PROBLEMS TO SOLVE:
1/ In the R&D tax credit text, before what date can some businesses retroactively file for the deductions and credits?
2/ Reproduce the part of the R&D tax credit text that opens with the words containing "If your company" and closes with "into your company!".
DOCUMENT TEXT START
If your company spends: That means:
  • $1,102,000 on wages
  • $41,145 on includable contract expenses (65% of spend)
  • $24,000 on supplies
  • The total R&D spending is $1,167,145
  • The R&D tax credit would be $116,715

 

This is real money that you can turn around and reinvest right back into your company!

R&D Tax Credits from 2022-24 Calculation Example

If you were conducting research and development activities during the tax years 2022 to 2024, you were probably disappointed by the change in rules that required amortization of R&D expenses over five years. As of 2025, not only is that rule no longer in place, but some businesses can retroactively file for those deductions and credits before July 6, 2026. Even if your business doesn’t qualify for the retroactive deductions, there’s thankfully another option. All taxpayers can now make an election with their 2025 tax return to deduct their unamortized R&D expenses using a “catch-up” deduction, which allows those costs to be recovered in full in one year or split evenly over two tax years.
DOCUMENT TEXT END
RECORD EXCERPTS START
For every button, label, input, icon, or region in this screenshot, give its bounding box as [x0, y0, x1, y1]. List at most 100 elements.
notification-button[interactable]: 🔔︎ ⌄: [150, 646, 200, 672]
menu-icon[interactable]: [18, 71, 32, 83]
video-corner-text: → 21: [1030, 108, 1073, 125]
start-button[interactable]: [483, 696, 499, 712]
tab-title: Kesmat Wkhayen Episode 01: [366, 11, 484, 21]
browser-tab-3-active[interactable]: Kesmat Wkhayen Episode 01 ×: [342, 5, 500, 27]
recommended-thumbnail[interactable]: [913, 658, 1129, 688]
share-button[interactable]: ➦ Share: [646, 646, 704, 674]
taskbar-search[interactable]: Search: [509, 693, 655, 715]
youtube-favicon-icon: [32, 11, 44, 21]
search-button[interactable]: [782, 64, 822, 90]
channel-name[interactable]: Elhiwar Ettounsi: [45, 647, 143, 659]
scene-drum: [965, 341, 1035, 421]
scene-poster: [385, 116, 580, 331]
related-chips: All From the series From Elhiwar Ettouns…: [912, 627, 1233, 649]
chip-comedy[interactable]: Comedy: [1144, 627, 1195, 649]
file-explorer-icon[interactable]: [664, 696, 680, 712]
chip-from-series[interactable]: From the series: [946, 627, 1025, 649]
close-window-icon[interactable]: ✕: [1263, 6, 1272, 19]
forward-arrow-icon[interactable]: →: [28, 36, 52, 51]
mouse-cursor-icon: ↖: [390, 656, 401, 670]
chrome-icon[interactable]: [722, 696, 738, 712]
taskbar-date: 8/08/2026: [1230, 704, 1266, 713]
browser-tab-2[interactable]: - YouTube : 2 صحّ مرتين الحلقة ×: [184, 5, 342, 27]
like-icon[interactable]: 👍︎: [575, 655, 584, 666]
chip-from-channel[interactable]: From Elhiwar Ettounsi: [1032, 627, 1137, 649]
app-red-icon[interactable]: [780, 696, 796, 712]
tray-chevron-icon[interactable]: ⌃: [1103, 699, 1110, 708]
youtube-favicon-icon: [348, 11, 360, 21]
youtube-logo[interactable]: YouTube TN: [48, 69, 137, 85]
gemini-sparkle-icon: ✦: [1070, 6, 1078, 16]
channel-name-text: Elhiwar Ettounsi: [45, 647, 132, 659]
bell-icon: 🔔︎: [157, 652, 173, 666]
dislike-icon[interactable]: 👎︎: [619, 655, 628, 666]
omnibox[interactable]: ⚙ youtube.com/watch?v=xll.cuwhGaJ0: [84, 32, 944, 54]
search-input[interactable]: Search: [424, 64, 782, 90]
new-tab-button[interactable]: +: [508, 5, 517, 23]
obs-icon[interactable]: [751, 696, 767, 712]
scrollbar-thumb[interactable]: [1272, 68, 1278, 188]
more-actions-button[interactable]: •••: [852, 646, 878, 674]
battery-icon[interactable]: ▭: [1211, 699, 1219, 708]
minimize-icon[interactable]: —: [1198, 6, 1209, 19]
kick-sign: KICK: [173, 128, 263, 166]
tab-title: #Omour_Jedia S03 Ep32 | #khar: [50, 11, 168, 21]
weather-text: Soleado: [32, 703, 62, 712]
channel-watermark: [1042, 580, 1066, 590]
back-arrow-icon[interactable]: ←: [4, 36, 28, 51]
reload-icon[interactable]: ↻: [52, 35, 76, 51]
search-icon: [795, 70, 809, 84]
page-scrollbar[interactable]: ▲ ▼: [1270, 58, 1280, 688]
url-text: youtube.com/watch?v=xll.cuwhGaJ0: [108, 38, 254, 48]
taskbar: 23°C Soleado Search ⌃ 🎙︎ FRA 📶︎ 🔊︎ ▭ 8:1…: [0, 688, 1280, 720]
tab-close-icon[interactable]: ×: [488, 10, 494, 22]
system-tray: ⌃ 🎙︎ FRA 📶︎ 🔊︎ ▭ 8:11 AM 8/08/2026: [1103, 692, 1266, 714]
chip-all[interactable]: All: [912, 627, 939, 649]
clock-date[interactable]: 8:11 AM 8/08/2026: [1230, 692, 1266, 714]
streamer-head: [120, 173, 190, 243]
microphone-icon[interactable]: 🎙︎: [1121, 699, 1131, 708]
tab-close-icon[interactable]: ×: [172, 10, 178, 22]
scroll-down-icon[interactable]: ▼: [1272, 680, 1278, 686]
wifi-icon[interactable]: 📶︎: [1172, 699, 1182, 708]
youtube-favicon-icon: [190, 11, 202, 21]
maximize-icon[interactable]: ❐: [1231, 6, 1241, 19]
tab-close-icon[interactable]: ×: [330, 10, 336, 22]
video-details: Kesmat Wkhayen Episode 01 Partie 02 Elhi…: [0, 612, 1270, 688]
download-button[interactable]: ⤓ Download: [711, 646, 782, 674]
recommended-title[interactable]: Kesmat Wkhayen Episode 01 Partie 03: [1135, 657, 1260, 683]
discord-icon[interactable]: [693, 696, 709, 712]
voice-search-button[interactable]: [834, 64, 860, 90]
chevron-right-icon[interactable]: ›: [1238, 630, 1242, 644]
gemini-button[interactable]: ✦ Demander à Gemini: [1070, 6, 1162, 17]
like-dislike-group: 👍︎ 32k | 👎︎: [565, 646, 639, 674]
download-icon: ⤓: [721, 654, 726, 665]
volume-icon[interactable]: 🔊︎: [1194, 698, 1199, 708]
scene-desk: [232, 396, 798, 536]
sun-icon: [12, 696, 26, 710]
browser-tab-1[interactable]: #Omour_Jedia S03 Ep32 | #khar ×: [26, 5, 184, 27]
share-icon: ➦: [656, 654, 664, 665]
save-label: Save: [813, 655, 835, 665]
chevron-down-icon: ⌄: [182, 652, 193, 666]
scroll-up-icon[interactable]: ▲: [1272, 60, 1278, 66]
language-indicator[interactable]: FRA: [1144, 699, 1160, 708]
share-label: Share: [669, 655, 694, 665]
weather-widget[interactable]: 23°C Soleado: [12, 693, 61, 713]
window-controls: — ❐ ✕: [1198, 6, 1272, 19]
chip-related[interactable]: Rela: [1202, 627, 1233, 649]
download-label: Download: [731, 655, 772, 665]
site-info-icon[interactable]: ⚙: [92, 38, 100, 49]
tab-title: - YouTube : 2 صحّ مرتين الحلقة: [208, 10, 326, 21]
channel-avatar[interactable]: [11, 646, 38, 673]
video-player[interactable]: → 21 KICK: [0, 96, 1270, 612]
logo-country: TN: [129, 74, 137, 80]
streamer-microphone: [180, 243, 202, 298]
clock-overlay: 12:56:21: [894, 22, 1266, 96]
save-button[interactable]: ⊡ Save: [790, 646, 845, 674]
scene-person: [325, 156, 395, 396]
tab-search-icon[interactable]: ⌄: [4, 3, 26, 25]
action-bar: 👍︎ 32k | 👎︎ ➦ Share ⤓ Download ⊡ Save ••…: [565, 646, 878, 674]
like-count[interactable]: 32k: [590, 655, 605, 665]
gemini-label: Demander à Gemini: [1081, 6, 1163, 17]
RECORD EXCERPTS END
SOLUTIONS BELOW:
1/ Before July 6, 2026.

2/
If your company spends: That means:
  • $1,102,000 on wages
  • $41,145 on includable contract expenses (65% of spend)
  • $24,000 on supplies
  • The total R&D spending is $1,167,145
  • The R&D tax credit would be $116,715

 

This is real money that you can turn around and reinvest right back into your company!